=== Task directions ===
Spot each line that carries the word "point"; copy those lines.

— Begin —

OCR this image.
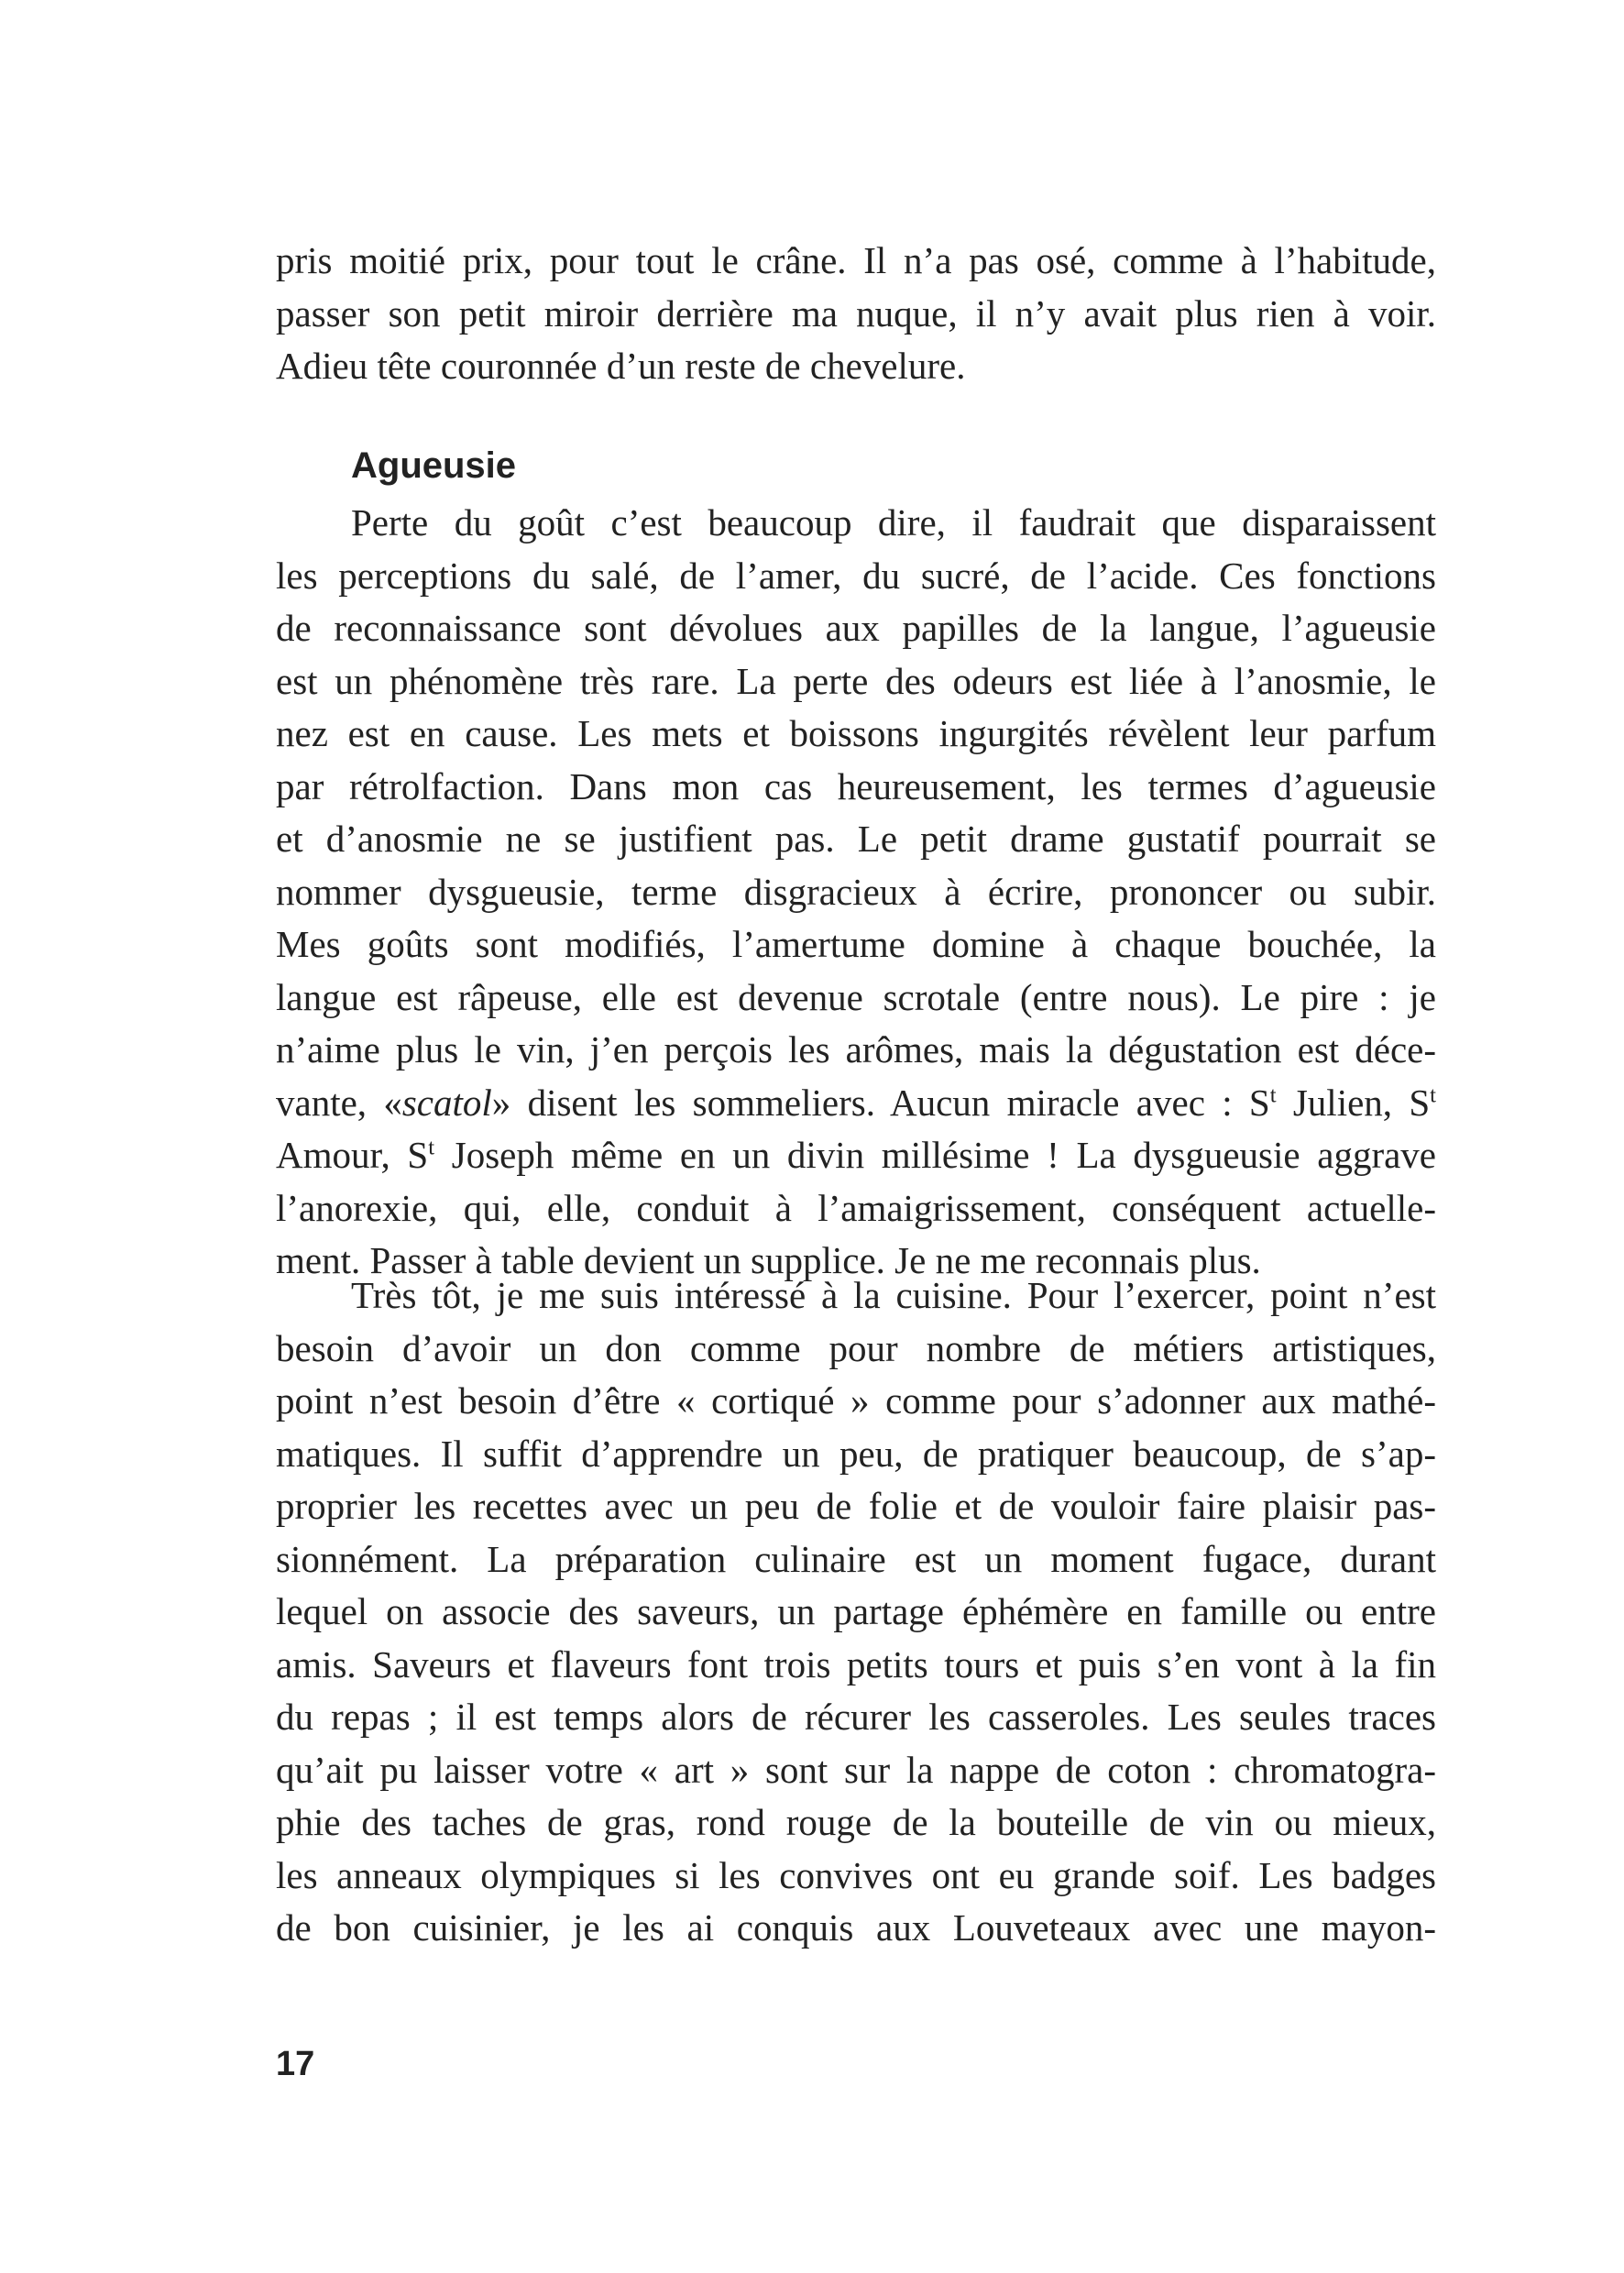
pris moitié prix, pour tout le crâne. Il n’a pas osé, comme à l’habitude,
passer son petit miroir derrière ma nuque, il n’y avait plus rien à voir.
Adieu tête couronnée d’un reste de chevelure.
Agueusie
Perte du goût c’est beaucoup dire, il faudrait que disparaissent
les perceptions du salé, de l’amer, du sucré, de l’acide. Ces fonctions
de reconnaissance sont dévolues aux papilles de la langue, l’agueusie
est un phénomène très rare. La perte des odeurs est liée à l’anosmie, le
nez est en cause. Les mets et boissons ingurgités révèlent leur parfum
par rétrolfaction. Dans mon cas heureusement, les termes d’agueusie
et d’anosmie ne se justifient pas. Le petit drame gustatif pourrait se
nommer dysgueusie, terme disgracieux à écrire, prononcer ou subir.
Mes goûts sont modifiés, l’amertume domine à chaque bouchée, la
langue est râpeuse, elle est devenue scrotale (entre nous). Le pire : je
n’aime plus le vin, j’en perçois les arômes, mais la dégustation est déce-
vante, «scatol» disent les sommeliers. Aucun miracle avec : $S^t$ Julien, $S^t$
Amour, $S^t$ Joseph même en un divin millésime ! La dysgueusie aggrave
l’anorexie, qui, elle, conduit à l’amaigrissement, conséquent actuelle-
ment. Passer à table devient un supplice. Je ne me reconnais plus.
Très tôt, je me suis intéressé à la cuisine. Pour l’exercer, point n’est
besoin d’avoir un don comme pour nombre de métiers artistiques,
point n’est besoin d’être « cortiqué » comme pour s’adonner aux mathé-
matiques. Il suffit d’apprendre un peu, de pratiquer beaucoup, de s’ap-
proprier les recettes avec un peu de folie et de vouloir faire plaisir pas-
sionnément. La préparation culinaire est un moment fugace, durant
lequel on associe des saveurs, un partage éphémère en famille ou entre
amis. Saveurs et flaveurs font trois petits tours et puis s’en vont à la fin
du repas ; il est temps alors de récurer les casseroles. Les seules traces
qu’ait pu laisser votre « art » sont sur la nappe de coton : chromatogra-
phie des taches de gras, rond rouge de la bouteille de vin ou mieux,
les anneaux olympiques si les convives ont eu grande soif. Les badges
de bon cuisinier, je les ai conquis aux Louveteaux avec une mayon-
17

— End —

=== Answer to the exercise ===
Très tôt, je me suis intéressé à la cuisine. Pour l’exercer, point n’est
point n’est besoin d’être « cortiqué » comme pour s’adonner aux mathé-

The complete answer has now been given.